> Stated exercise
Extract every line of the items below and repeat each one as it stands.

[BEGIN]

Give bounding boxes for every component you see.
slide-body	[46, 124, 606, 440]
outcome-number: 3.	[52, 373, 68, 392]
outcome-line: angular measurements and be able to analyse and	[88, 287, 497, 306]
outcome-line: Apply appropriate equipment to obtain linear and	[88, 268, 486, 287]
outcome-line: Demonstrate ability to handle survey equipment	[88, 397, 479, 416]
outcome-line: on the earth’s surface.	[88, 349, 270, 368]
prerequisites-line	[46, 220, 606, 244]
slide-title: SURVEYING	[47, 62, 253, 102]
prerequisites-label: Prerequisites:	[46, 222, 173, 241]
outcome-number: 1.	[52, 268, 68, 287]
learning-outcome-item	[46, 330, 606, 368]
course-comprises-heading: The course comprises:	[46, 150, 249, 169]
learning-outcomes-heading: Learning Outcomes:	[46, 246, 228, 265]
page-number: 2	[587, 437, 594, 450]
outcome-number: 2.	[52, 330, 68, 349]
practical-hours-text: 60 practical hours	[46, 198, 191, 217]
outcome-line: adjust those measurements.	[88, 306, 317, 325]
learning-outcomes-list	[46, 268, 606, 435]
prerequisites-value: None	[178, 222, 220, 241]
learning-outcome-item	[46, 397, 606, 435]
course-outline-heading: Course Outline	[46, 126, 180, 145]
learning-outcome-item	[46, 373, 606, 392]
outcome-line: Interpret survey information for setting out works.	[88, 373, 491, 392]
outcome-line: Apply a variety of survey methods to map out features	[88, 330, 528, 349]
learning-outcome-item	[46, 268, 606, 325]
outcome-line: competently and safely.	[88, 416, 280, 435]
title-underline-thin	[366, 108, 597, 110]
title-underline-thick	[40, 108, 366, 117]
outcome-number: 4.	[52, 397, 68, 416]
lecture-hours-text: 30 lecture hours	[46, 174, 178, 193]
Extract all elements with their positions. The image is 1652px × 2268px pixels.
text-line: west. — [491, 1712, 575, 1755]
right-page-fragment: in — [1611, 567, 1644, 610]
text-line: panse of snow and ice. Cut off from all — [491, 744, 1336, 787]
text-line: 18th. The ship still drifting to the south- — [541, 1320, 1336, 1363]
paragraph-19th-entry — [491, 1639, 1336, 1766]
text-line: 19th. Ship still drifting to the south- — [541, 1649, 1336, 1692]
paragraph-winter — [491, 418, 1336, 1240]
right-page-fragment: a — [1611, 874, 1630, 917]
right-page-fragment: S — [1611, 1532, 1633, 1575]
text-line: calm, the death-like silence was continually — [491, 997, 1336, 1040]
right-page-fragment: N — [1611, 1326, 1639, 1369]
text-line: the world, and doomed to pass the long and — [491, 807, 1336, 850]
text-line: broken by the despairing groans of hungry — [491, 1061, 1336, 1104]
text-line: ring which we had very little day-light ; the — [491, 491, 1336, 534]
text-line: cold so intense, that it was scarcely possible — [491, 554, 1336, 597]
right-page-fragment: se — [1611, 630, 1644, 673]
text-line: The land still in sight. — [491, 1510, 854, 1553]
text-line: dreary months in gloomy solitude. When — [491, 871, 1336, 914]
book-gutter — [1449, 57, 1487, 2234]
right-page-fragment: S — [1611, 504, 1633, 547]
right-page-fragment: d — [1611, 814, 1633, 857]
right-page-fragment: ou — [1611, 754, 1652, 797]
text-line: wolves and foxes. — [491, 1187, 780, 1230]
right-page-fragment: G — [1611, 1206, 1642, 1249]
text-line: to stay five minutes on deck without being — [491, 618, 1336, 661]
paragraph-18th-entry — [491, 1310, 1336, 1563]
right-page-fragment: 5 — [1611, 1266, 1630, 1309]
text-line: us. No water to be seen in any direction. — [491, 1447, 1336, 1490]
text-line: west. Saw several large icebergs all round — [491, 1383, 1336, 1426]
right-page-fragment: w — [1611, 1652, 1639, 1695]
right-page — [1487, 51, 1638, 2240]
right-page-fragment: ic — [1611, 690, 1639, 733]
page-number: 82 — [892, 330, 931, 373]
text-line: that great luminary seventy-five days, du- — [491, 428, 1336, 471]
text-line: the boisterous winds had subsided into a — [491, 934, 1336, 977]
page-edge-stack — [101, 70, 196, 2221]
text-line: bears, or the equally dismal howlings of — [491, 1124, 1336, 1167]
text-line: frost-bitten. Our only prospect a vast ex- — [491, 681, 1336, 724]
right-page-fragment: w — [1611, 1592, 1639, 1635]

[END]

> Output below
Give bounding boxes for every component you see.
slide-body	[46, 124, 606, 440]
outcome-number: 3.	[52, 373, 68, 392]
outcome-line: angular measurements and be able to analyse and	[88, 287, 497, 306]
outcome-line: Apply appropriate equipment to obtain linear and	[88, 268, 486, 287]
outcome-line: Demonstrate ability to handle survey equipment	[88, 397, 479, 416]
outcome-line: on the earth’s surface.	[88, 349, 270, 368]
prerequisites-line	[46, 220, 606, 244]
slide-title: SURVEYING	[47, 62, 253, 102]
prerequisites-label: Prerequisites:	[46, 222, 173, 241]
outcome-number: 1.	[52, 268, 68, 287]
learning-outcome-item	[46, 330, 606, 368]
course-comprises-heading: The course comprises:	[46, 150, 249, 169]
learning-outcomes-heading: Learning Outcomes:	[46, 246, 228, 265]
page-number: 2	[587, 437, 594, 450]
outcome-number: 2.	[52, 330, 68, 349]
practical-hours-text: 60 practical hours	[46, 198, 191, 217]
outcome-line: adjust those measurements.	[88, 306, 317, 325]
learning-outcomes-list	[46, 268, 606, 435]
prerequisites-value: None	[178, 222, 220, 241]
learning-outcome-item	[46, 397, 606, 435]
course-outline-heading: Course Outline	[46, 126, 180, 145]
learning-outcome-item	[46, 373, 606, 392]
outcome-line: Interpret survey information for setting out works.	[88, 373, 491, 392]
outcome-line: Apply a variety of survey methods to map out features	[88, 330, 528, 349]
learning-outcome-item	[46, 268, 606, 325]
outcome-line: competently and safely.	[88, 416, 280, 435]
title-underline-thin	[366, 108, 597, 110]
title-underline-thick	[40, 108, 366, 117]
outcome-number: 4.	[52, 397, 68, 416]
lecture-hours-text: 30 lecture hours	[46, 174, 178, 193]
Extract all elements with their positions. The image is 1652px × 2268px pixels.
text-line: west. — [491, 1712, 575, 1755]
right-page-fragment: in — [1611, 567, 1644, 610]
text-line: panse of snow and ice. Cut off from all — [491, 744, 1336, 787]
text-line: 18th. The ship still drifting to the south- — [541, 1320, 1336, 1363]
paragraph-19th-entry — [491, 1639, 1336, 1766]
text-line: 19th. Ship still drifting to the south- — [541, 1649, 1336, 1692]
paragraph-winter — [491, 418, 1336, 1240]
right-page-fragment: a — [1611, 874, 1630, 917]
right-page-fragment: S — [1611, 1532, 1633, 1575]
text-line: calm, the death-like silence was continually — [491, 997, 1336, 1040]
right-page-fragment: N — [1611, 1326, 1639, 1369]
text-line: the world, and doomed to pass the long and — [491, 807, 1336, 850]
text-line: broken by the despairing groans of hungry — [491, 1061, 1336, 1104]
text-line: ring which we had very little day-light ; the — [491, 491, 1336, 534]
text-line: cold so intense, that it was scarcely possible — [491, 554, 1336, 597]
right-page-fragment: se — [1611, 630, 1644, 673]
text-line: The land still in sight. — [491, 1510, 854, 1553]
text-line: dreary months in gloomy solitude. When — [491, 871, 1336, 914]
book-gutter — [1449, 57, 1487, 2234]
right-page-fragment: S — [1611, 504, 1633, 547]
right-page-fragment: d — [1611, 814, 1633, 857]
right-page-fragment: ou — [1611, 754, 1652, 797]
text-line: wolves and foxes. — [491, 1187, 780, 1230]
right-page-fragment: G — [1611, 1206, 1642, 1249]
text-line: to stay five minutes on deck without being — [491, 618, 1336, 661]
paragraph-18th-entry — [491, 1310, 1336, 1563]
right-page-fragment: 5 — [1611, 1266, 1630, 1309]
text-line: us. No water to be seen in any direction. — [491, 1447, 1336, 1490]
text-line: west. Saw several large icebergs all round — [491, 1383, 1336, 1426]
right-page-fragment: w — [1611, 1652, 1639, 1695]
right-page — [1487, 51, 1638, 2240]
right-page-fragment: ic — [1611, 690, 1639, 733]
page-number: 82 — [892, 330, 931, 373]
text-line: that great luminary seventy-five days, du- — [491, 428, 1336, 471]
text-line: the boisterous winds had subsided into a — [491, 934, 1336, 977]
page-edge-stack — [101, 70, 196, 2221]
text-line: bears, or the equally dismal howlings of — [491, 1124, 1336, 1167]
text-line: frost-bitten. Our only prospect a vast ex- — [491, 681, 1336, 724]
right-page-fragment: w — [1611, 1592, 1639, 1635]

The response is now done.